::: Excerpted data

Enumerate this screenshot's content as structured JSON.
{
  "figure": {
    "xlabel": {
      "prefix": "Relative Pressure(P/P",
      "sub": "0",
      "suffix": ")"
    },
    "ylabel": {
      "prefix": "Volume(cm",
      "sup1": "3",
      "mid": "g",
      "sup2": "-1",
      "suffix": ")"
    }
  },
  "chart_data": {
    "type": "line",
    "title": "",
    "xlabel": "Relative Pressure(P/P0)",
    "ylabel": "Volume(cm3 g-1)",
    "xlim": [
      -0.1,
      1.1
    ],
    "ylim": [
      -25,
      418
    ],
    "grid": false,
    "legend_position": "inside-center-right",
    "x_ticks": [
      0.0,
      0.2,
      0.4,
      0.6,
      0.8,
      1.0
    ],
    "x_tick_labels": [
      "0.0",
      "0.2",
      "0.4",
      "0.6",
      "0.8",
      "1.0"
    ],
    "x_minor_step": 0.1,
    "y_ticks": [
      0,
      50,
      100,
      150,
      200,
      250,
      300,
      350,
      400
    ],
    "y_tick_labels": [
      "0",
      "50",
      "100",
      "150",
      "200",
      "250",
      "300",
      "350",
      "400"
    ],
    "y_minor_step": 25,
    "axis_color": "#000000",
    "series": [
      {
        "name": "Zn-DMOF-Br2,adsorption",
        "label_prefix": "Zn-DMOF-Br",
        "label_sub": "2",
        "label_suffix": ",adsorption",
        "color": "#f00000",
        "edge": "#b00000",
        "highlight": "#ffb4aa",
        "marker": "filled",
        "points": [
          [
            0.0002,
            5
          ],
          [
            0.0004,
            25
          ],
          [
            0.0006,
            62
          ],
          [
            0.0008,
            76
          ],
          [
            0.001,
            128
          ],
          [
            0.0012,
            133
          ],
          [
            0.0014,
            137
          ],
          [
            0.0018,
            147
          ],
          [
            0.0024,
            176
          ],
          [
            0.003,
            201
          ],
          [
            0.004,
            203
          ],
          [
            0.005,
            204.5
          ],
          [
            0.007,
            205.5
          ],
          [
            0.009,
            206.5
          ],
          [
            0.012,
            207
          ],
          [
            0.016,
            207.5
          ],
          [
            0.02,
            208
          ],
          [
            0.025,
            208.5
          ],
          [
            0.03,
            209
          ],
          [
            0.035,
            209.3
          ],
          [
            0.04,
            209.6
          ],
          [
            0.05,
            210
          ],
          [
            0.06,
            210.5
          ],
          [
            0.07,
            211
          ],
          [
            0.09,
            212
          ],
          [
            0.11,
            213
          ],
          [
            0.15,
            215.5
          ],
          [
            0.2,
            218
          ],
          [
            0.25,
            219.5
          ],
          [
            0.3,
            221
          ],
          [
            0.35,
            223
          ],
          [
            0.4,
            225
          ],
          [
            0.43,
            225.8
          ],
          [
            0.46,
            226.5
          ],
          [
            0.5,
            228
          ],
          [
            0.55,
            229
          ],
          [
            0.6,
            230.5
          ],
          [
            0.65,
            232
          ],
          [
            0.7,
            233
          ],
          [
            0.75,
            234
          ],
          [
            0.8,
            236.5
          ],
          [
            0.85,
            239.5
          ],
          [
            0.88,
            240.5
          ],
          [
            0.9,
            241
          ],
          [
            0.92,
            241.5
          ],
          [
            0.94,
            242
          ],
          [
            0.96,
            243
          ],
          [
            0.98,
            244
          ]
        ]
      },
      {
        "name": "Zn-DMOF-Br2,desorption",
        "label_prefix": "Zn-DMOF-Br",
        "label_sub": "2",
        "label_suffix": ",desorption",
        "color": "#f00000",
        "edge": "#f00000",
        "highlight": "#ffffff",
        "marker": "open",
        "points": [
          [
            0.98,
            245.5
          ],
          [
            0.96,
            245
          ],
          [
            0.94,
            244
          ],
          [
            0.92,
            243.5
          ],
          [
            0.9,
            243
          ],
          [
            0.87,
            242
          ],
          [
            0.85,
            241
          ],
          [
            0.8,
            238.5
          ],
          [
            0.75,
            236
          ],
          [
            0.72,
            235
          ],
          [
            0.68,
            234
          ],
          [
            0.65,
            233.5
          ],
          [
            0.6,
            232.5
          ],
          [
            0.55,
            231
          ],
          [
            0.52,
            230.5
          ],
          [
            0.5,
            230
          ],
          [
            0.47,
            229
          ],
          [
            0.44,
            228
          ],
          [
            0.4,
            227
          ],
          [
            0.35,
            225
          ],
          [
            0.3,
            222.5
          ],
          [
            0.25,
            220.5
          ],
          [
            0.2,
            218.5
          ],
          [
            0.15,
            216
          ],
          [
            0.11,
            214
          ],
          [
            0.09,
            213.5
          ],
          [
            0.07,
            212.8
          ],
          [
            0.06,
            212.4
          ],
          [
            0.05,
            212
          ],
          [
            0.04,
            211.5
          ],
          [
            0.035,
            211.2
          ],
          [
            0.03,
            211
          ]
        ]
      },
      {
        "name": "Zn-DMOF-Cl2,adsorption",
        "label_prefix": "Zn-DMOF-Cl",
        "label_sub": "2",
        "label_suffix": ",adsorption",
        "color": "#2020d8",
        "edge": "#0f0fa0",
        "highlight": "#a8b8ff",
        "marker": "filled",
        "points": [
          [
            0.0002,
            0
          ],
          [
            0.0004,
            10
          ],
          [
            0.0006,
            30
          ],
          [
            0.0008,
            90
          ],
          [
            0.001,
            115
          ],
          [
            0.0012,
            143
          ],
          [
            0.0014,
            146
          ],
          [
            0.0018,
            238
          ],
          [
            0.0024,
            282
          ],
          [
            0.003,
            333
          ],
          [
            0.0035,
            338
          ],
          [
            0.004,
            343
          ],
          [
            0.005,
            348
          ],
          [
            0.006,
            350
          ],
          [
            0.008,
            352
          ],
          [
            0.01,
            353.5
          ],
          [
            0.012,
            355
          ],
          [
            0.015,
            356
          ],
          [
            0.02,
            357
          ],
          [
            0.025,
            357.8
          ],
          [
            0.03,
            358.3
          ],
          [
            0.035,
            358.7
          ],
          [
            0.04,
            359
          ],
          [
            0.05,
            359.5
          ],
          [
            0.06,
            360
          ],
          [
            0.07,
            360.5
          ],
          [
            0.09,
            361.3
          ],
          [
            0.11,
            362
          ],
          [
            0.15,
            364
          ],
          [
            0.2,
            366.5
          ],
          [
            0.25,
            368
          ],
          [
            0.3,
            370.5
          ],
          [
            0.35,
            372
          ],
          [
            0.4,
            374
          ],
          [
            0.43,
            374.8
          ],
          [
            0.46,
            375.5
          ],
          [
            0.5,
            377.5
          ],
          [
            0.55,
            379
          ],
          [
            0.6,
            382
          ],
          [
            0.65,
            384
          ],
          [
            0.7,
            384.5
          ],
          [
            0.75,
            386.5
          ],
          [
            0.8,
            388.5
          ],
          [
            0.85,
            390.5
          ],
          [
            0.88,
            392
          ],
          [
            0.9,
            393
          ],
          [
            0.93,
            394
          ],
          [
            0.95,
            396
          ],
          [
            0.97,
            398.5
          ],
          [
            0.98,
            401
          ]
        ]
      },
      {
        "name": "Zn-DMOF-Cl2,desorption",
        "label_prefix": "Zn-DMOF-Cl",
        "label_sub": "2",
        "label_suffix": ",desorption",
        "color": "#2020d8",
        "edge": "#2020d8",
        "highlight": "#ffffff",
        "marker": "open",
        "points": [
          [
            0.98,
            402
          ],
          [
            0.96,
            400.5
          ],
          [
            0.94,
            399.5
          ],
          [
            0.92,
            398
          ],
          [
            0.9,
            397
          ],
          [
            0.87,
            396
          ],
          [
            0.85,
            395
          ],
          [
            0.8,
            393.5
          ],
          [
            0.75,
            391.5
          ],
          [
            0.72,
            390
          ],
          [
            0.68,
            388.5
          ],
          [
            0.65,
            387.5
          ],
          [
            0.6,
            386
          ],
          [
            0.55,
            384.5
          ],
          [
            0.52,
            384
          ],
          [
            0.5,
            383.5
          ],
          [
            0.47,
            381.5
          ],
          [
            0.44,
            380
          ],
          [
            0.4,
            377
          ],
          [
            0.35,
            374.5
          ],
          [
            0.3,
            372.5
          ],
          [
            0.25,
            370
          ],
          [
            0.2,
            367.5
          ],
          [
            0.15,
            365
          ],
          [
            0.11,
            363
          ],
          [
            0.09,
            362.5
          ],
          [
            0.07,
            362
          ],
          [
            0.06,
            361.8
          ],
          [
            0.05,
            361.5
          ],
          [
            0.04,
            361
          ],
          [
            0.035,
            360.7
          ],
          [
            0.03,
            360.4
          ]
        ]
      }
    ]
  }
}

::::::

## Task brief
Check each line of the records above for "adsorption", and copy those that have it.

## Solution to this task
        "name": "Zn-DMOF-Br2,adsorption",
        "label_suffix": ",adsorption",
        "name": "Zn-DMOF-Cl2,adsorption",
        "label_suffix": ",adsorption",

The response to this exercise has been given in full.